Your task is to write out the complete listing exactly as it is shown.

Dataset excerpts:
● ● ● ● ● ● ●

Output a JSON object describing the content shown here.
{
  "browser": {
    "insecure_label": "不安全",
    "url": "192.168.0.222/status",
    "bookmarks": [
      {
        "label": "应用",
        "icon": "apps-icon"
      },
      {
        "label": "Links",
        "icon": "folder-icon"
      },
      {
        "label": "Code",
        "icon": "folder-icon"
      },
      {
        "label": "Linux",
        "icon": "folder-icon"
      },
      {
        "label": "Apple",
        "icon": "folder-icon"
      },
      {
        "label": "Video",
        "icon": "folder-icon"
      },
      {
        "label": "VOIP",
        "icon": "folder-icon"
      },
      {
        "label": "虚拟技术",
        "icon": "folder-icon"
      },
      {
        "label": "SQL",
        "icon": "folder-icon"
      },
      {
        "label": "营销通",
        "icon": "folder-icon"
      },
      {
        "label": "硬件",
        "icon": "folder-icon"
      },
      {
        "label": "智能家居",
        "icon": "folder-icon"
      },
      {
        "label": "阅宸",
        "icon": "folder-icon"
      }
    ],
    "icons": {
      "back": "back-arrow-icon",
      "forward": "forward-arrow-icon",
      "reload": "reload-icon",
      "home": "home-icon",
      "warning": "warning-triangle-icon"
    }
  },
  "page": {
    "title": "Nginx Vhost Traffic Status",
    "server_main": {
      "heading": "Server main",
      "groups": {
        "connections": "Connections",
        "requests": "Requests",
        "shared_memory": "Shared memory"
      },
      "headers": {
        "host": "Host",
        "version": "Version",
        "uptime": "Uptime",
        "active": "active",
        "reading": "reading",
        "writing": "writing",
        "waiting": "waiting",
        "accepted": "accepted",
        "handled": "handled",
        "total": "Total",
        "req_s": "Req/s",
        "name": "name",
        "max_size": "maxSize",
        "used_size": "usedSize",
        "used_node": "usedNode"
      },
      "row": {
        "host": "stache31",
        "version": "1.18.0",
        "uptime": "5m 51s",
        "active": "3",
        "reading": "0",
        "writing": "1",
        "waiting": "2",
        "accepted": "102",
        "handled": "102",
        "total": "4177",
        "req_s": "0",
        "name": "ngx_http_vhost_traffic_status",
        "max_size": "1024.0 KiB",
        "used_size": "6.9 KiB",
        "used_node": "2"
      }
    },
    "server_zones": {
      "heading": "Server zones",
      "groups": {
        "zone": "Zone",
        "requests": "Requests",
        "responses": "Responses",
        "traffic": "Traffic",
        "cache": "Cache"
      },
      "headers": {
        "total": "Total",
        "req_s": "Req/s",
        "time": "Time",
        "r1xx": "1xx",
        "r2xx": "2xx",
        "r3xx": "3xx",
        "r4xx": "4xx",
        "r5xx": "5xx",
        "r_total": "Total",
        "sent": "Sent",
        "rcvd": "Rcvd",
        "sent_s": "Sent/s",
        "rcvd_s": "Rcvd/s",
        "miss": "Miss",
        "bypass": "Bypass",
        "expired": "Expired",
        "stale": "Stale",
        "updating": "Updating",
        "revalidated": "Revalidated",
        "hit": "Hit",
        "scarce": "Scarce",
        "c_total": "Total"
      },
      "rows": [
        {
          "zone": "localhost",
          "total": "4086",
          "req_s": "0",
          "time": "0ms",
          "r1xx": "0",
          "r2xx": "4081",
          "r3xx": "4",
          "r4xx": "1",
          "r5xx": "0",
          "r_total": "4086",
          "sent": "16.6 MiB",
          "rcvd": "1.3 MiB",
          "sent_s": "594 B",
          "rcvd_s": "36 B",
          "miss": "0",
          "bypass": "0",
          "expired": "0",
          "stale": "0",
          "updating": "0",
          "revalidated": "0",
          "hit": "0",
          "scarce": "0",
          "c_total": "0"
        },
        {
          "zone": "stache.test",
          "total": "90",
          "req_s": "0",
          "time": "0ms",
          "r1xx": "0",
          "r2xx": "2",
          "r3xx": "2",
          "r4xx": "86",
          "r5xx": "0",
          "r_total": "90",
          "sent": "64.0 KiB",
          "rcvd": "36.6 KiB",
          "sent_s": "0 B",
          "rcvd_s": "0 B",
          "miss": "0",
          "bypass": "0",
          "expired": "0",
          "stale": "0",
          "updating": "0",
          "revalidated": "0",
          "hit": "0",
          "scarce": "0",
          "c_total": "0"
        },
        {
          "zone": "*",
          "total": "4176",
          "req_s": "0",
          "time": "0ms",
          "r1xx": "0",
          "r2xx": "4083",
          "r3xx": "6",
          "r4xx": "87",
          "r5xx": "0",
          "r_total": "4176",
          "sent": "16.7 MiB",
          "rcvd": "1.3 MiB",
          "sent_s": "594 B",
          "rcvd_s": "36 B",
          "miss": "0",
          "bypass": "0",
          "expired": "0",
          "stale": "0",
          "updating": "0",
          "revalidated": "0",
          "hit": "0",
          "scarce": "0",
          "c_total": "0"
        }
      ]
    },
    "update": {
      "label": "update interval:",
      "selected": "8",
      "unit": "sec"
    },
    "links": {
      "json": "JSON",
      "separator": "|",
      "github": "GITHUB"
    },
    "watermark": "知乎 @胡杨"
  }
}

● ● ● ● ● ● ●

• Reply:
Output a JSON object describing the content shown here.
{
  "browser": {
    "insecure_label": "不安全",
    "url": "192.168.0.222/status",
    "bookmarks": [
      {
        "label": "应用",
        "icon": "apps-icon"
      },
      {
        "label": "Links",
        "icon": "folder-icon"
      },
      {
        "label": "Code",
        "icon": "folder-icon"
      },
      {
        "label": "Linux",
        "icon": "folder-icon"
      },
      {
        "label": "Apple",
        "icon": "folder-icon"
      },
      {
        "label": "Video",
        "icon": "folder-icon"
      },
      {
        "label": "VOIP",
        "icon": "folder-icon"
      },
      {
        "label": "虚拟技术",
        "icon": "folder-icon"
      },
      {
        "label": "SQL",
        "icon": "folder-icon"
      },
      {
        "label": "营销通",
        "icon": "folder-icon"
      },
      {
        "label": "硬件",
        "icon": "folder-icon"
      },
      {
        "label": "智能家居",
        "icon": "folder-icon"
      },
      {
        "label": "阅宸",
        "icon": "folder-icon"
      }
    ],
    "icons": {
      "back": "back-arrow-icon",
      "forward": "forward-arrow-icon",
      "reload": "reload-icon",
      "home": "home-icon",
      "warning": "warning-triangle-icon"
    }
  },
  "page": {
    "title": "Nginx Vhost Traffic Status",
    "server_main": {
      "heading": "Server main",
      "groups": {
        "connections": "Connections",
        "requests": "Requests",
        "shared_memory": "Shared memory"
      },
      "headers": {
        "host": "Host",
        "version": "Version",
        "uptime": "Uptime",
        "active": "active",
        "reading": "reading",
        "writing": "writing",
        "waiting": "waiting",
        "accepted": "accepted",
        "handled": "handled",
        "total": "Total",
        "req_s": "Req/s",
        "name": "name",
        "max_size": "maxSize",
        "used_size": "usedSize",
        "used_node": "usedNode"
      },
      "row": {
        "host": "stache31",
        "version": "1.18.0",
        "uptime": "5m 51s",
        "active": "3",
        "reading": "0",
        "writing": "1",
        "waiting": "2",
        "accepted": "102",
        "handled": "102",
        "total": "4177",
        "req_s": "0",
        "name": "ngx_http_vhost_traffic_status",
        "max_size": "1024.0 KiB",
        "used_size": "6.9 KiB",
        "used_node": "2"
      }
    },
    "server_zones": {
      "heading": "Server zones",
      "groups": {
        "zone": "Zone",
        "requests": "Requests",
        "responses": "Responses",
        "traffic": "Traffic",
        "cache": "Cache"
      },
      "headers": {
        "total": "Total",
        "req_s": "Req/s",
        "time": "Time",
        "r1xx": "1xx",
        "r2xx": "2xx",
        "r3xx": "3xx",
        "r4xx": "4xx",
        "r5xx": "5xx",
        "r_total": "Total",
        "sent": "Sent",
        "rcvd": "Rcvd",
        "sent_s": "Sent/s",
        "rcvd_s": "Rcvd/s",
        "miss": "Miss",
        "bypass": "Bypass",
        "expired": "Expired",
        "stale": "Stale",
        "updating": "Updating",
        "revalidated": "Revalidated",
        "hit": "Hit",
        "scarce": "Scarce",
        "c_total": "Total"
      },
      "rows": [
        {
          "zone": "localhost",
          "total": "4086",
          "req_s": "0",
          "time": "0ms",
          "r1xx": "0",
          "r2xx": "4081",
          "r3xx": "4",
          "r4xx": "1",
          "r5xx": "0",
          "r_total": "4086",
          "sent": "16.6 MiB",
          "rcvd": "1.3 MiB",
          "sent_s": "594 B",
          "rcvd_s": "36 B",
          "miss": "0",
          "bypass": "0",
          "expired": "0",
          "stale": "0",
          "updating": "0",
          "revalidated": "0",
          "hit": "0",
          "scarce": "0",
          "c_total": "0"
        },
        {
          "zone": "stache.test",
          "total": "90",
          "req_s": "0",
          "time": "0ms",
          "r1xx": "0",
          "r2xx": "2",
          "r3xx": "2",
          "r4xx": "86",
          "r5xx": "0",
          "r_total": "90",
          "sent": "64.0 KiB",
          "rcvd": "36.6 KiB",
          "sent_s": "0 B",
          "rcvd_s": "0 B",
          "miss": "0",
          "bypass": "0",
          "expired": "0",
          "stale": "0",
          "updating": "0",
          "revalidated": "0",
          "hit": "0",
          "scarce": "0",
          "c_total": "0"
        },
        {
          "zone": "*",
          "total": "4176",
          "req_s": "0",
          "time": "0ms",
          "r1xx": "0",
          "r2xx": "4083",
          "r3xx": "6",
          "r4xx": "87",
          "r5xx": "0",
          "r_total": "4176",
          "sent": "16.7 MiB",
          "rcvd": "1.3 MiB",
          "sent_s": "594 B",
          "rcvd_s": "36 B",
          "miss": "0",
          "bypass": "0",
          "expired": "0",
          "stale": "0",
          "updating": "0",
          "revalidated": "0",
          "hit": "0",
          "scarce": "0",
          "c_total": "0"
        }
      ]
    },
    "update": {
      "label": "update interval:",
      "selected": "8",
      "unit": "sec"
    },
    "links": {
      "json": "JSON",
      "separator": "|",
      "github": "GITHUB"
    },
    "watermark": "知乎 @胡杨"
  }
}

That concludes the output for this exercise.